■ Task description: Your job is to retype all of the data word for word, leaving every image out.

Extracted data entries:
++++++++++

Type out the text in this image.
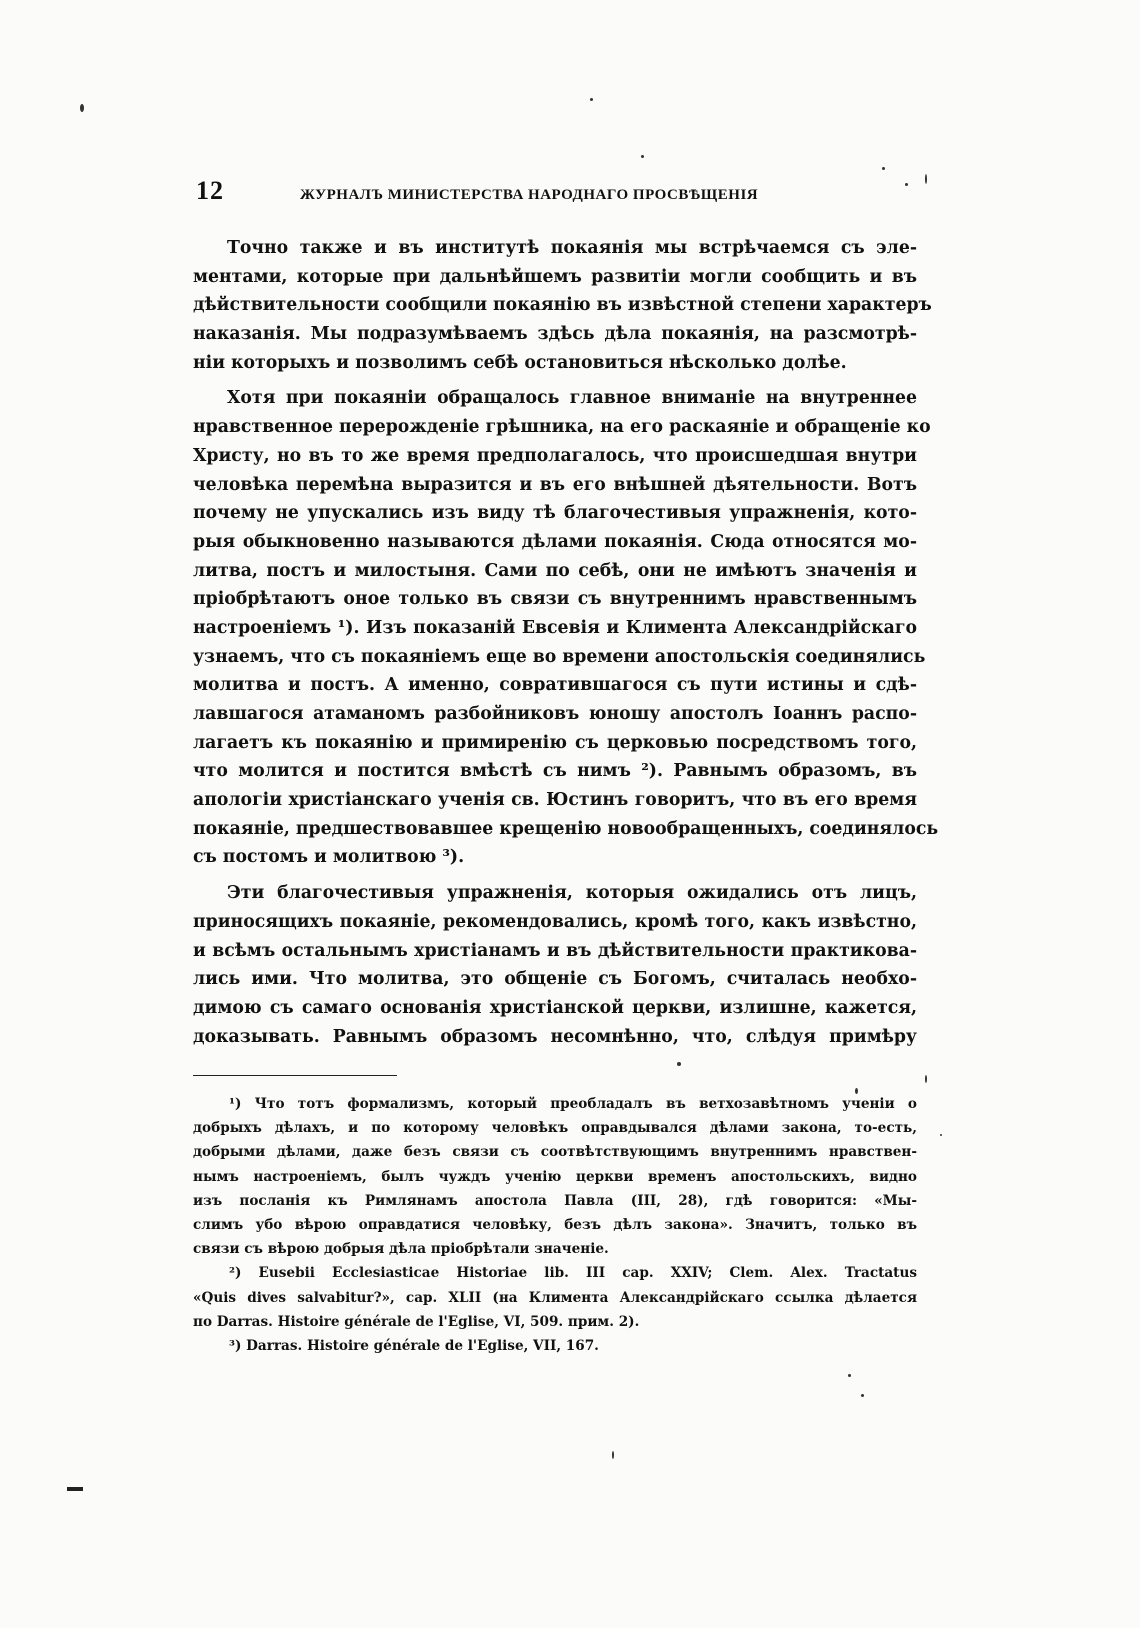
12	ЖУРНАЛЪ МИНИСТЕРСТВА НАРОДНАГО ПРОСВѢЩЕНІЯ
Точно также и въ институтѣ покаянія мы встрѣчаемся съ эле-
ментами, которые при дальнѣйшемъ развитіи могли сообщить и въ
дѣйствительности сообщили покаянію въ извѣстной степени характеръ
наказанія. Мы подразумѣваемъ здѣсь дѣла покаянія, на разсмотрѣ-
ніи которыхъ и позволимъ себѣ остановиться нѣсколько долѣе.
Хотя при покаяніи обращалось главное вниманіе на внутреннее
нравственное перерожденіе грѣшника, на его раскаяніе и обращеніе ко
Христу, но въ то же время предполагалось, что происшедшая внутри
человѣка перемѣна выразится и въ его внѣшней дѣятельности. Вотъ
почему не упускались изъ виду тѣ благочестивыя упражненія, кото-
рыя обыкновенно называются дѣлами покаянія. Сюда относятся мо-
литва, постъ и милостыня. Сами по себѣ, они не имѣютъ значенія и
пріобрѣтаютъ оное только въ связи съ внутреннимъ нравственнымъ
настроеніемъ ¹). Изъ показаній Евсевія и Климента Александрійскаго
узнаемъ, что съ покаяніемъ еще во времени апостольскія соединялись
молитва и постъ. А именно, совратившагося съ пути истины и сдѣ-
лавшагося атаманомъ разбойниковъ юношу апостолъ Іоаннъ распо-
лагаетъ къ покаянію и примиренію съ церковью посредствомъ того,
что молится и постится вмѣстѣ съ нимъ ²). Равнымъ образомъ, въ
апологіи христіанскаго ученія св. Юстинъ говоритъ, что въ его время
покаяніе, предшествовавшее крещенію новообращенныхъ, соединялось
съ постомъ и молитвою ³).
Эти благочестивыя упражненія, которыя ожидались отъ лицъ,
приносящихъ покаяніе, рекомендовались, кромѣ того, какъ извѣстно,
и всѣмъ остальнымъ христіанамъ и въ дѣйствительности практикова-
лись ими. Что молитва, это общеніе съ Богомъ, считалась необхо-
димою съ самаго основанія христіанской церкви, излишне, кажется,
доказывать. Равнымъ образомъ несомнѣнно, что, слѣдуя примѣру
¹) Что тотъ формализмъ, который преобладалъ въ ветхозавѣтномъ ученіи о
добрыхъ дѣлахъ, и по которому человѣкъ оправдывался дѣлами закона, то-есть,
добрыми дѣлами, даже безъ связи съ соотвѣтствующимъ внутреннимъ нравствен-
нымъ настроеніемъ, былъ чуждъ ученію церкви временъ апостольскихъ, видно
изъ посланія къ Римлянамъ апостола Павла (III, 28), гдѣ говорится: «Мы-
слимъ убо вѣрою оправдатися человѣку, безъ дѣлъ закона». Значитъ, только въ
связи съ вѣрою добрыя дѣла пріобрѣтали значеніе.
²) Eusebii Ecclesiasticae Historiae lib. III cap. XXIV; Clem. Alex. Tractatus
«Quis dives salvabitur?», cap. XLII (на Климента Александрійскаго ссылка дѣлается
по Darras. Histoire générale de l'Eglise, VI, 509. прим. 2).
³) Darras. Histoire générale de l'Eglise, VII, 167.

++++++++++

■ Solution to the exercise:
Type out the text in this image.
12	ЖУРНАЛЪ МИНИСТЕРСТВА НАРОДНАГО ПРОСВѢЩЕНІЯ
Точно также и въ институтѣ покаянія мы встрѣчаемся съ эле-
ментами, которые при дальнѣйшемъ развитіи могли сообщить и въ
дѣйствительности сообщили покаянію въ извѣстной степени характеръ
наказанія. Мы подразумѣваемъ здѣсь дѣла покаянія, на разсмотрѣ-
ніи которыхъ и позволимъ себѣ остановиться нѣсколько долѣе.
Хотя при покаяніи обращалось главное вниманіе на внутреннее
нравственное перерожденіе грѣшника, на его раскаяніе и обращеніе ко
Христу, но въ то же время предполагалось, что происшедшая внутри
человѣка перемѣна выразится и въ его внѣшней дѣятельности. Вотъ
почему не упускались изъ виду тѣ благочестивыя упражненія, кото-
рыя обыкновенно называются дѣлами покаянія. Сюда относятся мо-
литва, постъ и милостыня. Сами по себѣ, они не имѣютъ значенія и
пріобрѣтаютъ оное только въ связи съ внутреннимъ нравственнымъ
настроеніемъ ¹). Изъ показаній Евсевія и Климента Александрійскаго
узнаемъ, что съ покаяніемъ еще во времени апостольскія соединялись
молитва и постъ. А именно, совратившагося съ пути истины и сдѣ-
лавшагося атаманомъ разбойниковъ юношу апостолъ Іоаннъ распо-
лагаетъ къ покаянію и примиренію съ церковью посредствомъ того,
что молится и постится вмѣстѣ съ нимъ ²). Равнымъ образомъ, въ
апологіи христіанскаго ученія св. Юстинъ говоритъ, что въ его время
покаяніе, предшествовавшее крещенію новообращенныхъ, соединялось
съ постомъ и молитвою ³).
Эти благочестивыя упражненія, которыя ожидались отъ лицъ,
приносящихъ покаяніе, рекомендовались, кромѣ того, какъ извѣстно,
и всѣмъ остальнымъ христіанамъ и въ дѣйствительности практикова-
лись ими. Что молитва, это общеніе съ Богомъ, считалась необхо-
димою съ самаго основанія христіанской церкви, излишне, кажется,
доказывать. Равнымъ образомъ несомнѣнно, что, слѣдуя примѣру
¹) Что тотъ формализмъ, который преобладалъ въ ветхозавѣтномъ ученіи о
добрыхъ дѣлахъ, и по которому человѣкъ оправдывался дѣлами закона, то-есть,
добрыми дѣлами, даже безъ связи съ соотвѣтствующимъ внутреннимъ нравствен-
нымъ настроеніемъ, былъ чуждъ ученію церкви временъ апостольскихъ, видно
изъ посланія къ Римлянамъ апостола Павла (III, 28), гдѣ говорится: «Мы-
слимъ убо вѣрою оправдатися человѣку, безъ дѣлъ закона». Значитъ, только въ
связи съ вѣрою добрыя дѣла пріобрѣтали значеніе.
²) Eusebii Ecclesiasticae Historiae lib. III cap. XXIV; Clem. Alex. Tractatus
«Quis dives salvabitur?», cap. XLII (на Климента Александрійскаго ссылка дѣлается
по Darras. Histoire générale de l'Eglise, VI, 509. прим. 2).
³) Darras. Histoire générale de l'Eglise, VII, 167.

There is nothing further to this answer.